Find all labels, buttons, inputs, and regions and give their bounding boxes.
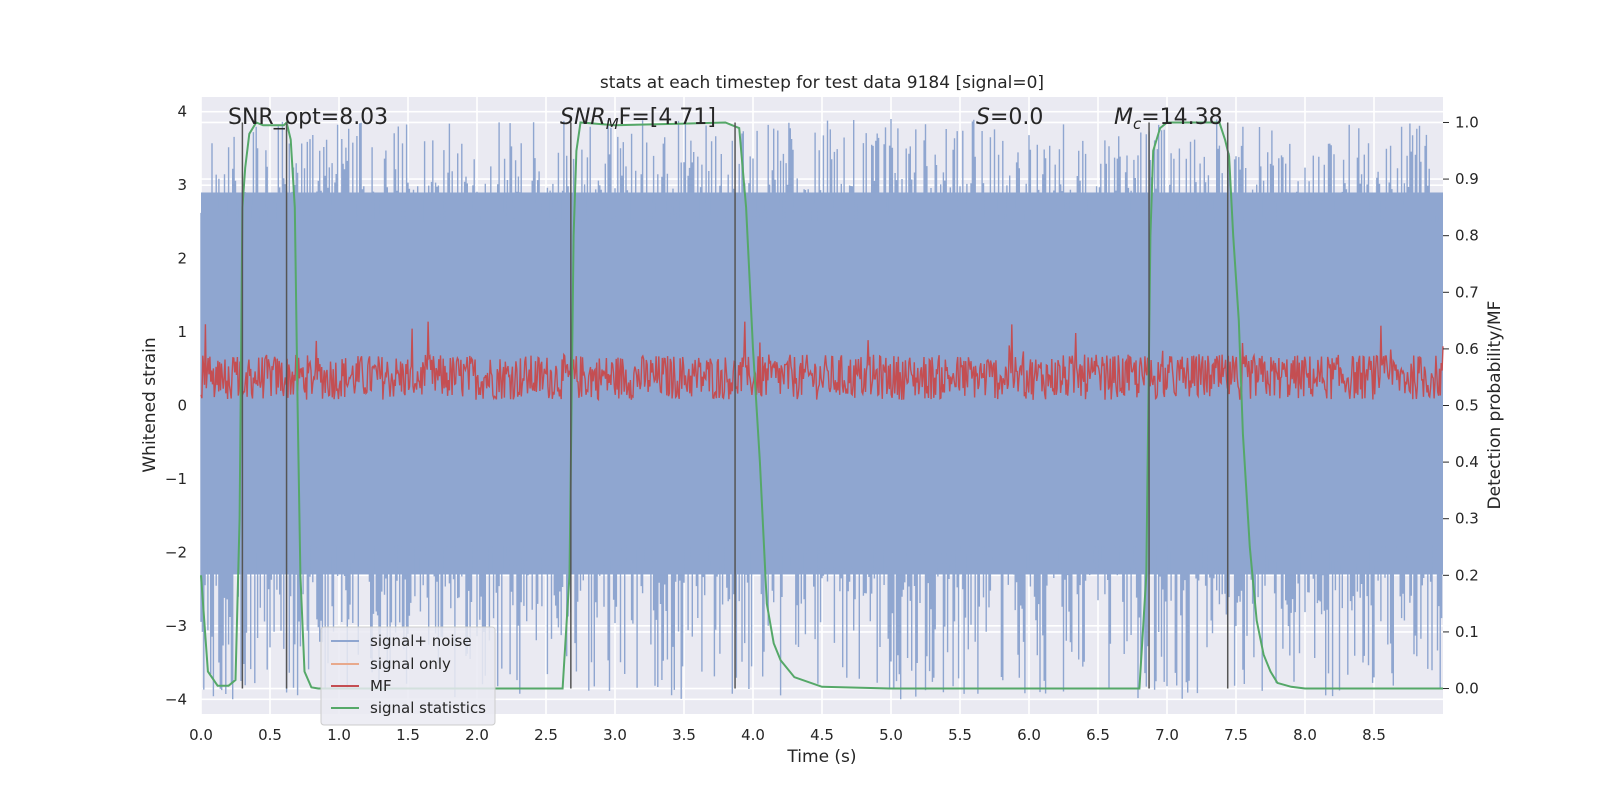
x-tick-label: 4.5 [810,726,834,744]
mf-line [200,321,1444,402]
y-tick-label-left: 3 [177,176,187,194]
y-tick-label-right: 0.3 [1455,510,1479,528]
y-tick-label-left: 1 [177,323,187,341]
y-tick-label-left: −2 [165,543,187,561]
x-tick-label: 1.0 [327,726,351,744]
legend-label-mf: MF [370,677,392,695]
mc-sub: c [1133,115,1142,133]
x-tick-label: 8.5 [1362,726,1386,744]
vertical-markers [241,122,1229,689]
x-tick-label: 1.5 [396,726,420,744]
y-tick-label-left: −3 [165,617,187,635]
legend-label-signal-noise: signal+ noise [370,632,472,650]
annotation-mc: Mc=14.38 [1114,105,1223,133]
x-tick-label: 8.0 [1293,726,1317,744]
tick-labels: 0.0 0.5 1.0 1.5 2.0 2.5 3.0 3.5 4.0 4.5 5.0 5.5 6.0 6… [165,103,1479,744]
x-tick-label: 3.0 [603,726,627,744]
x-tick-label: 5.0 [879,726,903,744]
signal-statistics-line [200,120,1443,690]
legend-box [320,626,496,726]
y-tick-label-right: 0.1 [1455,623,1479,641]
legend-label-signal-statistics: signal statistics [370,699,486,717]
y-tick-label-left: 0 [177,397,187,415]
x-tick-label: 5.5 [948,726,972,744]
legend: signal+ noise signal only MF signal stat… [320,626,496,726]
y-tick-label-right: 0.0 [1455,680,1479,698]
y-tick-label-right: 0.6 [1455,340,1479,358]
x-tick-label: 0.5 [258,726,282,744]
x-tick-label: 0.0 [189,726,213,744]
y-axis-label-right: Detection probability/MF [1485,301,1505,510]
chart-title: stats at each timestep for test data 918… [600,73,1044,93]
y-tick-label-right: 1.0 [1455,113,1479,131]
snr-mf-base: SNR [560,105,606,130]
y-tick-label-right: 0.9 [1455,170,1479,188]
y-axis-label-left: Whitened strain [140,337,160,472]
annotation-s: S=0.0 [976,105,1043,130]
x-tick-label: 6.5 [1086,726,1110,744]
x-tick-label: 2.5 [534,726,558,744]
snr-mf-post: F=[4.71] [619,105,716,130]
mc-post: =14.38 [1141,105,1222,130]
x-tick-label: 7.5 [1224,726,1248,744]
snr-mf-sub: M [606,115,619,133]
y-tick-label-right: 0.5 [1455,397,1479,415]
x-tick-label: 2.0 [465,726,489,744]
y-tick-label-right: 0.7 [1455,283,1479,301]
y-tick-label-right: 0.2 [1455,566,1479,584]
annotation-snr-opt: SNR_opt=8.03 [228,105,388,130]
s-post: =0.0 [990,105,1043,130]
y-tick-label-right: 0.4 [1455,453,1479,471]
legend-label-signal-only: signal only [370,655,451,673]
s-sym: S [976,105,990,130]
data-layer [200,119,1444,700]
x-tick-label: 3.5 [672,726,696,744]
x-tick-label: 6.0 [1017,726,1041,744]
y-tick-label-left: −4 [165,690,187,708]
mc-base: M [1114,105,1133,130]
x-tick-label: 4.0 [741,726,765,744]
x-tick-label: 7.0 [1155,726,1179,744]
y-tick-label-right: 0.8 [1455,227,1479,245]
annotation-snr-mf: SNRMF=[4.71] [560,105,716,133]
y-tick-label-left: 4 [177,103,187,121]
y-tick-label-left: −1 [165,470,187,488]
x-axis-label: Time (s) [786,747,856,767]
y-tick-label-left: 2 [177,250,187,268]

* _Exercise description_: Please update the listing above by replacing "Time (s)" with "Time (seconds)" and leaving every other line unchanged. Omit the pictures from your answer.

* _Solved exercise_:
Find all labels, buttons, inputs, and regions and give their bounding boxes.
x-tick-label: 4.5 [810,726,834,744]
mf-line [200,321,1444,402]
y-tick-label-left: 3 [177,176,187,194]
y-tick-label-right: 0.3 [1455,510,1479,528]
y-tick-label-left: 1 [177,323,187,341]
y-tick-label-left: −2 [165,543,187,561]
x-tick-label: 1.0 [327,726,351,744]
legend-label-mf: MF [370,677,392,695]
mc-sub: c [1133,115,1142,133]
x-tick-label: 8.5 [1362,726,1386,744]
vertical-markers [241,122,1229,689]
x-tick-label: 1.5 [396,726,420,744]
y-tick-label-left: −3 [165,617,187,635]
legend-label-signal-noise: signal+ noise [370,632,472,650]
annotation-mc: Mc=14.38 [1114,105,1223,133]
x-tick-label: 8.0 [1293,726,1317,744]
tick-labels: 0.0 0.5 1.0 1.5 2.0 2.5 3.0 3.5 4.0 4.5 5.0 5.5 6.0 6… [165,103,1479,744]
x-tick-label: 3.0 [603,726,627,744]
x-tick-label: 5.0 [879,726,903,744]
signal-statistics-line [200,120,1443,690]
legend-box [320,626,496,726]
y-tick-label-right: 0.1 [1455,623,1479,641]
legend-label-signal-statistics: signal statistics [370,699,486,717]
y-tick-label-left: 0 [177,397,187,415]
x-tick-label: 5.5 [948,726,972,744]
legend: signal+ noise signal only MF signal stat… [320,626,496,726]
y-tick-label-right: 0.0 [1455,680,1479,698]
y-tick-label-right: 0.6 [1455,340,1479,358]
x-tick-label: 0.5 [258,726,282,744]
x-tick-label: 0.0 [189,726,213,744]
y-axis-label-right: Detection probability/MF [1485,301,1505,510]
chart-title: stats at each timestep for test data 918… [600,73,1044,93]
y-tick-label-right: 1.0 [1455,113,1479,131]
snr-mf-base: SNR [560,105,606,130]
y-tick-label-right: 0.9 [1455,170,1479,188]
y-axis-label-left: Whitened strain [140,337,160,472]
annotation-s: S=0.0 [976,105,1043,130]
x-tick-label: 6.5 [1086,726,1110,744]
x-tick-label: 2.5 [534,726,558,744]
snr-mf-post: F=[4.71] [619,105,716,130]
mc-post: =14.38 [1141,105,1222,130]
x-tick-label: 7.5 [1224,726,1248,744]
snr-mf-sub: M [606,115,619,133]
y-tick-label-right: 0.5 [1455,397,1479,415]
x-tick-label: 2.0 [465,726,489,744]
y-tick-label-right: 0.7 [1455,283,1479,301]
y-tick-label-right: 0.2 [1455,566,1479,584]
annotation-snr-opt: SNR_opt=8.03 [228,105,388,130]
s-post: =0.0 [990,105,1043,130]
y-tick-label-right: 0.4 [1455,453,1479,471]
legend-label-signal-only: signal only [370,655,451,673]
s-sym: S [976,105,990,130]
data-layer [200,119,1444,700]
x-tick-label: 3.5 [672,726,696,744]
x-tick-label: 6.0 [1017,726,1041,744]
y-tick-label-left: −4 [165,690,187,708]
mc-base: M [1114,105,1133,130]
x-tick-label: 4.0 [741,726,765,744]
x-tick-label: 7.0 [1155,726,1179,744]
y-tick-label-right: 0.8 [1455,227,1479,245]
annotation-snr-mf: SNRMF=[4.71] [560,105,716,133]
y-tick-label-left: 4 [177,103,187,121]
y-tick-label-left: −1 [165,470,187,488]
x-axis-label: Time (seconds) [786,747,856,767]
y-tick-label-left: 2 [177,250,187,268]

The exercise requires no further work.